## Exercise requirements
Copy each line below in which the word "produit" occurs.

Stored dataset items:
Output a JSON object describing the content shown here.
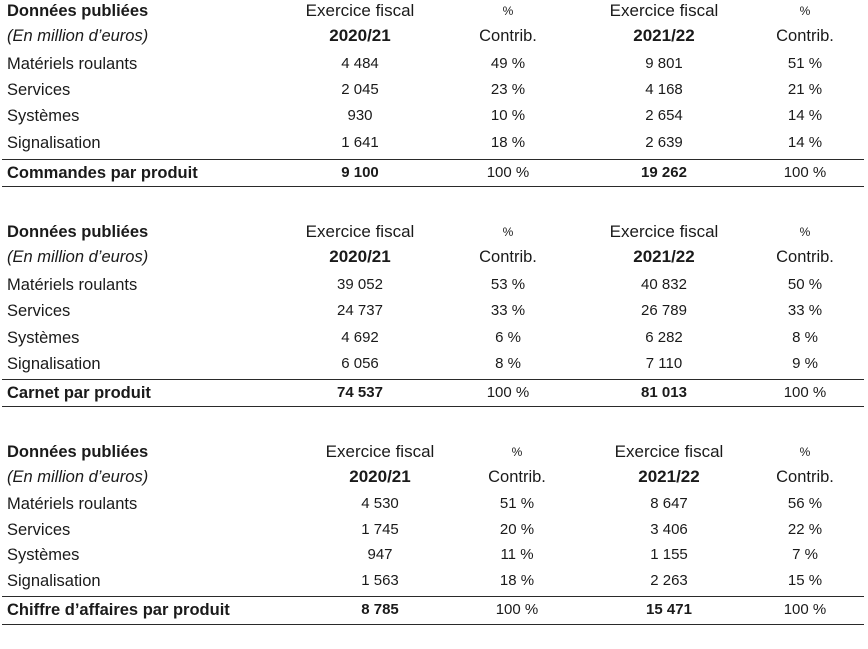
{
  "tables": [
    {
      "header": {
        "label": "Données publiées",
        "sublabel": "(En million d’euros)",
        "period1": "Exercice fiscal",
        "year1": "2020/21",
        "pct_symbol1": "%",
        "contrib1": "Contrib.",
        "period2": "Exercice fiscal",
        "year2": "2021/22",
        "pct_symbol2": "%",
        "contrib2": "Contrib."
      },
      "rows": [
        {
          "label": "Matériels roulants",
          "v1": "4 484",
          "p1": "49 %",
          "v2": "9 801",
          "p2": "51 %"
        },
        {
          "label": "Services",
          "v1": "2 045",
          "p1": "23 %",
          "v2": "4 168",
          "p2": "21 %"
        },
        {
          "label": "Systèmes",
          "v1": "930",
          "p1": "10 %",
          "v2": "2 654",
          "p2": "14 %"
        },
        {
          "label": "Signalisation",
          "v1": "1 641",
          "p1": "18 %",
          "v2": "2 639",
          "p2": "14 %"
        }
      ],
      "total": {
        "label": "Commandes par produit",
        "v1": "9 100",
        "p1": "100 %",
        "v2": "19 262",
        "p2": "100 %"
      }
    },
    {
      "header": {
        "label": "Données publiées",
        "sublabel": "(En million d’euros)",
        "period1": "Exercice fiscal",
        "year1": "2020/21",
        "pct_symbol1": "%",
        "contrib1": "Contrib.",
        "period2": "Exercice fiscal",
        "year2": "2021/22",
        "pct_symbol2": "%",
        "contrib2": "Contrib."
      },
      "rows": [
        {
          "label": "Matériels roulants",
          "v1": "39 052",
          "p1": "53 %",
          "v2": "40 832",
          "p2": "50 %"
        },
        {
          "label": "Services",
          "v1": "24 737",
          "p1": "33 %",
          "v2": "26 789",
          "p2": "33 %"
        },
        {
          "label": "Systèmes",
          "v1": "4 692",
          "p1": "6 %",
          "v2": "6 282",
          "p2": "8 %"
        },
        {
          "label": "Signalisation",
          "v1": "6 056",
          "p1": "8 %",
          "v2": "7 110",
          "p2": "9 %"
        }
      ],
      "total": {
        "label": "Carnet par produit",
        "v1": "74 537",
        "p1": "100 %",
        "v2": "81 013",
        "p2": "100 %"
      }
    },
    {
      "header": {
        "label": "Données publiées",
        "sublabel": "(En million d’euros)",
        "period1": "Exercice fiscal",
        "year1": "2020/21",
        "pct_symbol1": "%",
        "contrib1": "Contrib.",
        "period2": "Exercice fiscal",
        "year2": "2021/22",
        "pct_symbol2": "%",
        "contrib2": "Contrib."
      },
      "rows": [
        {
          "label": "Matériels roulants",
          "v1": "4 530",
          "p1": "51 %",
          "v2": "8 647",
          "p2": "56 %"
        },
        {
          "label": "Services",
          "v1": "1 745",
          "p1": "20 %",
          "v2": "3 406",
          "p2": "22 %"
        },
        {
          "label": "Systèmes",
          "v1": "947",
          "p1": "11 %",
          "v2": "1 155",
          "p2": "7 %"
        },
        {
          "label": "Signalisation",
          "v1": "1 563",
          "p1": "18 %",
          "v2": "2 263",
          "p2": "15 %"
        }
      ],
      "total": {
        "label": "Chiffre d’affaires par produit",
        "v1": "8 785",
        "p1": "100 %",
        "v2": "15 471",
        "p2": "100 %"
      }
    }
  ]
}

## Answer to the exercise
        "label": "Commandes par produit",
        "label": "Carnet par produit",
        "label": "Chiffre d’affaires par produit",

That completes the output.